= Information given =
------------------------------
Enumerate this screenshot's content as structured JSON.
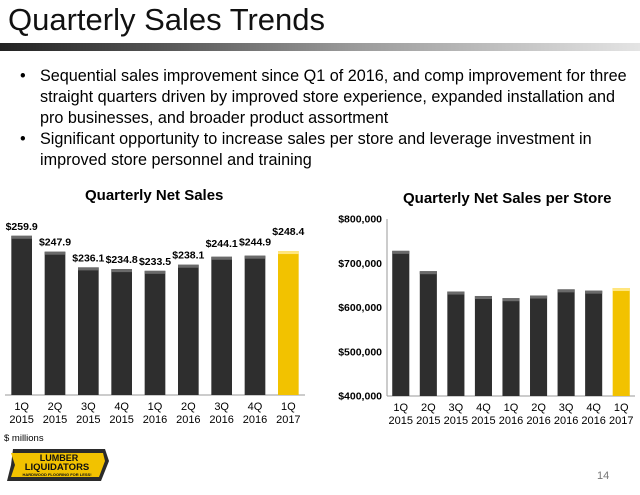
{
  "slide": {
    "title": "Quarterly Sales Trends",
    "bullets": [
      "Sequential sales improvement since Q1 of 2016, and comp improvement for three straight quarters driven by improved store experience, expanded installation and pro businesses, and broader product assortment",
      "Significant opportunity to increase sales per store and leverage investment in improved store personnel and training"
    ],
    "bullet_symbol": "•",
    "units_note": "$ millions",
    "page_number": "14",
    "logo": {
      "line1": "LUMBER",
      "line2": "LIQUIDATORS",
      "tagline": "HARDWOOD FLOORING FOR LESS!"
    }
  },
  "chart_data": [
    {
      "type": "bar",
      "title": "Quarterly Net Sales",
      "categories": [
        [
          "1Q",
          "2015"
        ],
        [
          "2Q",
          "2015"
        ],
        [
          "3Q",
          "2015"
        ],
        [
          "4Q",
          "2015"
        ],
        [
          "1Q",
          "2016"
        ],
        [
          "2Q",
          "2016"
        ],
        [
          "3Q",
          "2016"
        ],
        [
          "4Q",
          "2016"
        ],
        [
          "1Q",
          "2017"
        ]
      ],
      "values": [
        259.9,
        247.9,
        236.1,
        234.8,
        233.5,
        238.1,
        244.1,
        244.9,
        248.4
      ],
      "data_labels": [
        "$259.9",
        "$247.9",
        "$236.1",
        "$234.8",
        "$233.5",
        "$238.1",
        "$244.1",
        "$244.9",
        "$248.4"
      ],
      "ylim": [
        140,
        262
      ],
      "y_axis_shown": false,
      "colors": {
        "bar": "#2e2e2e",
        "highlight": "#f2c200"
      },
      "highlight_index": 8
    },
    {
      "type": "bar",
      "title": "Quarterly Net Sales per Store",
      "categories": [
        [
          "1Q",
          "2015"
        ],
        [
          "2Q",
          "2015"
        ],
        [
          "3Q",
          "2015"
        ],
        [
          "4Q",
          "2015"
        ],
        [
          "1Q",
          "2016"
        ],
        [
          "2Q",
          "2016"
        ],
        [
          "3Q",
          "2016"
        ],
        [
          "4Q",
          "2016"
        ],
        [
          "1Q",
          "2017"
        ]
      ],
      "values": [
        728000,
        682000,
        636000,
        626000,
        621000,
        627000,
        641000,
        638000,
        644000
      ],
      "ylim": [
        400000,
        800000
      ],
      "yticks": [
        400000,
        500000,
        600000,
        700000,
        800000
      ],
      "ytick_labels": [
        "$400,000",
        "$500,000",
        "$600,000",
        "$700,000",
        "$800,000"
      ],
      "colors": {
        "bar": "#2e2e2e",
        "highlight": "#f2c200"
      },
      "highlight_index": 8
    }
  ]
}
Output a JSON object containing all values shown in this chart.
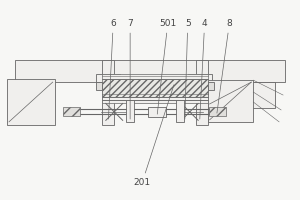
{
  "bg_color": "#f7f7f5",
  "line_color": "#666666",
  "fill_light": "#f0efed",
  "fill_mid": "#e0dfdc",
  "font_size": 6.5,
  "label_color": "#444444"
}
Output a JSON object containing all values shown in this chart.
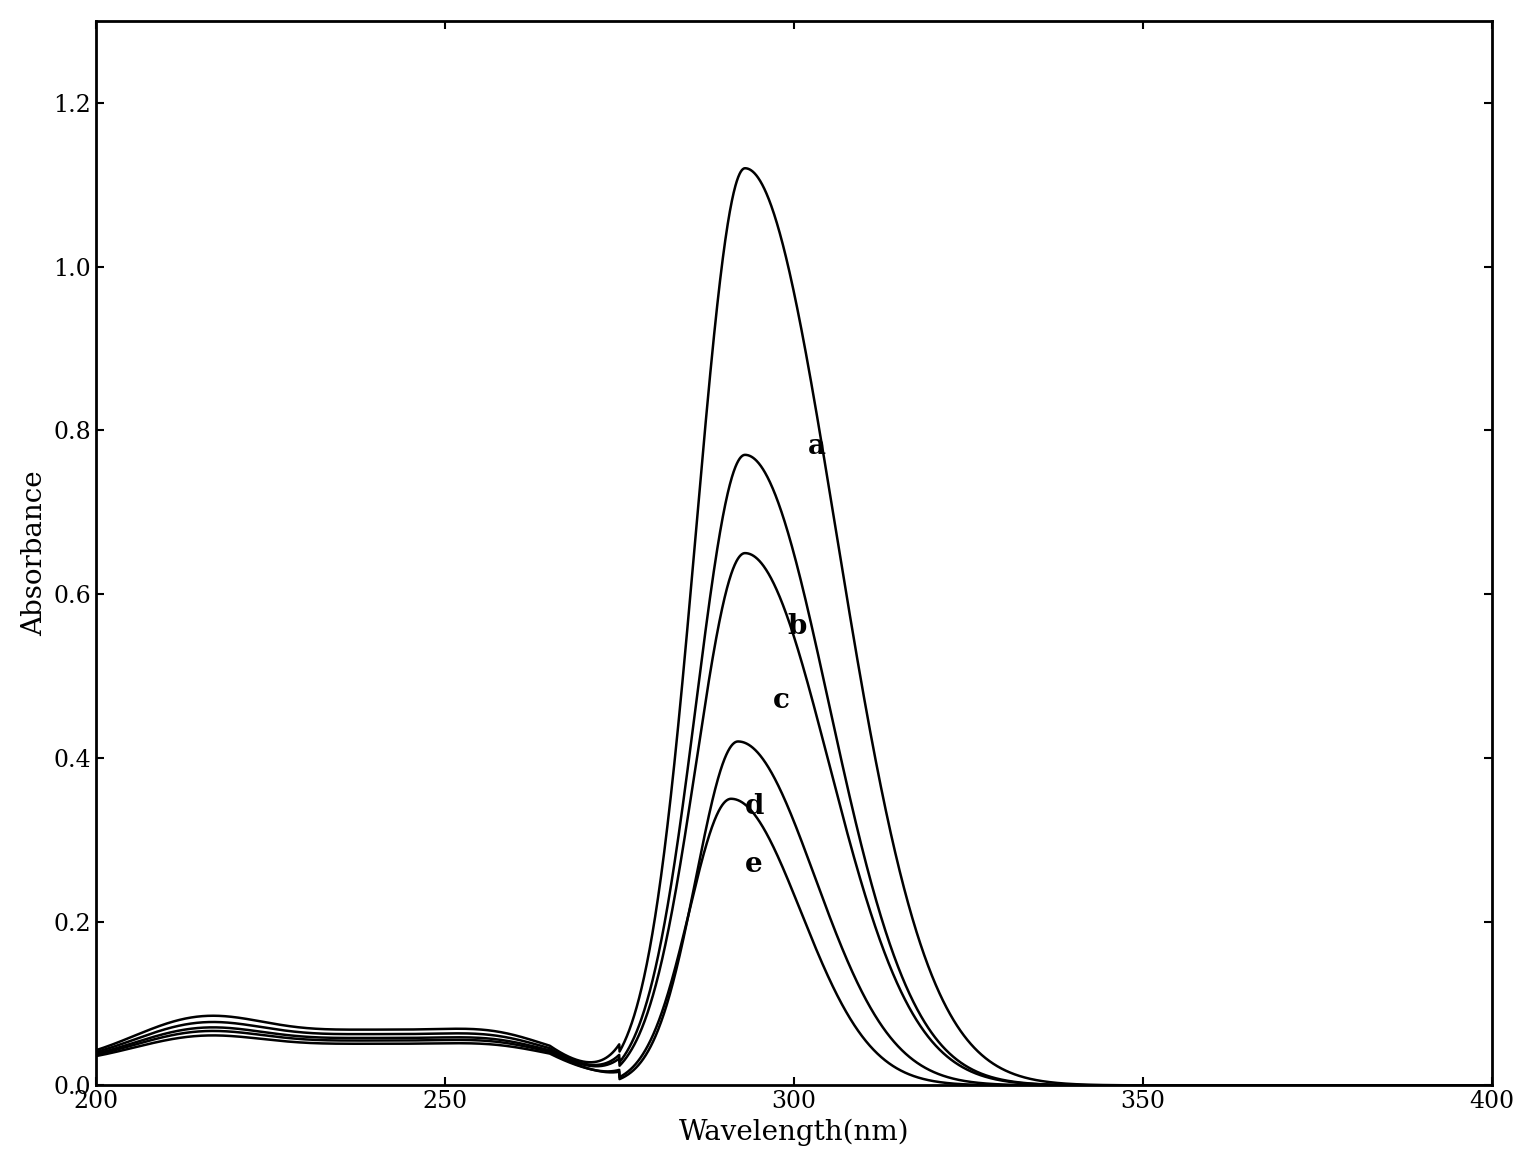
------------------------------
= Exercise =
Copy every record character for character. Skip the pictures.

= Solution =
Enumerate this screenshot's content as structured JSON.
{
  "slide": {
    "title": "Quarterly Sales Trends",
    "bullets": [
      "Sequential sales improvement since Q1 of 2016, and comp improvement for three straight quarters driven by improved store experience, expanded installation and pro businesses, and broader product assortment",
      "Significant opportunity to increase sales per store and leverage investment in improved store personnel and training"
    ],
    "bullet_symbol": "•",
    "units_note": "$ millions",
    "page_number": "14",
    "logo": {
      "line1": "LUMBER",
      "line2": "LIQUIDATORS",
      "tagline": "HARDWOOD FLOORING FOR LESS!"
    }
  },
  "chart_data": [
    {
      "type": "bar",
      "title": "Quarterly Net Sales",
      "categories": [
        [
          "1Q",
          "2015"
        ],
        [
          "2Q",
          "2015"
        ],
        [
          "3Q",
          "2015"
        ],
        [
          "4Q",
          "2015"
        ],
        [
          "1Q",
          "2016"
        ],
        [
          "2Q",
          "2016"
        ],
        [
          "3Q",
          "2016"
        ],
        [
          "4Q",
          "2016"
        ],
        [
          "1Q",
          "2017"
        ]
      ],
      "values": [
        259.9,
        247.9,
        236.1,
        234.8,
        233.5,
        238.1,
        244.1,
        244.9,
        248.4
      ],
      "data_labels": [
        "$259.9",
        "$247.9",
        "$236.1",
        "$234.8",
        "$233.5",
        "$238.1",
        "$244.1",
        "$244.9",
        "$248.4"
      ],
      "ylim": [
        140,
        262
      ],
      "y_axis_shown": false,
      "colors": {
        "bar": "#2e2e2e",
        "highlight": "#f2c200"
      },
      "highlight_index": 8
    },
    {
      "type": "bar",
      "title": "Quarterly Net Sales per Store",
      "categories": [
        [
          "1Q",
          "2015"
        ],
        [
          "2Q",
          "2015"
        ],
        [
          "3Q",
          "2015"
        ],
        [
          "4Q",
          "2015"
        ],
        [
          "1Q",
          "2016"
        ],
        [
          "2Q",
          "2016"
        ],
        [
          "3Q",
          "2016"
        ],
        [
          "4Q",
          "2016"
        ],
        [
          "1Q",
          "2017"
        ]
      ],
      "values": [
        728000,
        682000,
        636000,
        626000,
        621000,
        627000,
        641000,
        638000,
        644000
      ],
      "ylim": [
        400000,
        800000
      ],
      "yticks": [
        400000,
        500000,
        600000,
        700000,
        800000
      ],
      "ytick_labels": [
        "$400,000",
        "$500,000",
        "$600,000",
        "$700,000",
        "$800,000"
      ],
      "colors": {
        "bar": "#2e2e2e",
        "highlight": "#f2c200"
      },
      "highlight_index": 8
    }
  ]
}
Output a JSON object containing all values shown in this chart.
{
  "bg_color": "#f7f7f5",
  "line_color": "#666666",
  "fill_light": "#f0efed",
  "fill_mid": "#e0dfdc",
  "font_size": 6.5,
  "label_color": "#444444"
}
Output a JSON object containing all values shown in this chart.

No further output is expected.